--- start of Source material ---
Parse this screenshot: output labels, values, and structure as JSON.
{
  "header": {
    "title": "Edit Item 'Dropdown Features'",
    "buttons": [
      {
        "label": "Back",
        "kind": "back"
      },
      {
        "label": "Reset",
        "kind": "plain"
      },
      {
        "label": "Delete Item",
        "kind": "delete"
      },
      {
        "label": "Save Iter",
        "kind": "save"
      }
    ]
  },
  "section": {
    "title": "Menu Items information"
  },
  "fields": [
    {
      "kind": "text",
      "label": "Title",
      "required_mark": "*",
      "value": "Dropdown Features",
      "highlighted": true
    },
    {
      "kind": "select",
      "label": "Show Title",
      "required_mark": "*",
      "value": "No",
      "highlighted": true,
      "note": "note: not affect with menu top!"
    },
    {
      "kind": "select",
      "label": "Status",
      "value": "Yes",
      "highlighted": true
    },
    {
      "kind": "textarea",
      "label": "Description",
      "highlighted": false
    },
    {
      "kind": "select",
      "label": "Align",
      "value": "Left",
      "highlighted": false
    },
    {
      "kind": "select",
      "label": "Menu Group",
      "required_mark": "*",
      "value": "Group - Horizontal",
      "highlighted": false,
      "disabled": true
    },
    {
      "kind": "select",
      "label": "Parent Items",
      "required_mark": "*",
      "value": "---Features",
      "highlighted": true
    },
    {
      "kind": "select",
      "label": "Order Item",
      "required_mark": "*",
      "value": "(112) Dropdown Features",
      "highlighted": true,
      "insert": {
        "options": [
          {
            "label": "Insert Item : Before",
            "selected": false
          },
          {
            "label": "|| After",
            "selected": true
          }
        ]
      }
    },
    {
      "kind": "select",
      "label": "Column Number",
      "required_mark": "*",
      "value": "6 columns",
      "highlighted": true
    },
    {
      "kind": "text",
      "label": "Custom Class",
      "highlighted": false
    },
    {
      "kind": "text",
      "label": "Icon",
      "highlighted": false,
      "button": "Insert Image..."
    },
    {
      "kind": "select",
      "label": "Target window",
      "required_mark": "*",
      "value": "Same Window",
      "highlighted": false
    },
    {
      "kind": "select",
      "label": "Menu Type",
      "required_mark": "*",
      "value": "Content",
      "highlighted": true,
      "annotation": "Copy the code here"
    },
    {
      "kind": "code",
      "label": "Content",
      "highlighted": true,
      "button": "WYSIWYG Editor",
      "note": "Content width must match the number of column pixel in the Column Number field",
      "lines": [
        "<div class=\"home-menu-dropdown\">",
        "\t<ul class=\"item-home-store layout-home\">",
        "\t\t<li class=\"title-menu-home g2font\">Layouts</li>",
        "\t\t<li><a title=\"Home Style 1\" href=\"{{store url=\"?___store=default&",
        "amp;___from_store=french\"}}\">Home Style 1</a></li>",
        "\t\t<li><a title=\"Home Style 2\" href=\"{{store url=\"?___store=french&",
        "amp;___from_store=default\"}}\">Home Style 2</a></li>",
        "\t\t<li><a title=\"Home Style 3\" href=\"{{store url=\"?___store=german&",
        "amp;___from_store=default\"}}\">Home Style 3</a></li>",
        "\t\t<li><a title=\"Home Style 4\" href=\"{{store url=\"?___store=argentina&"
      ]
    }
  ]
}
--- end of Source material ---
## Directions for this task
Pull every line holding "note" out of the records.

## Output of the task
      "note": "note: not affect with menu top!"
      "note": "Content width must match the number of column pixel in the Column Number field",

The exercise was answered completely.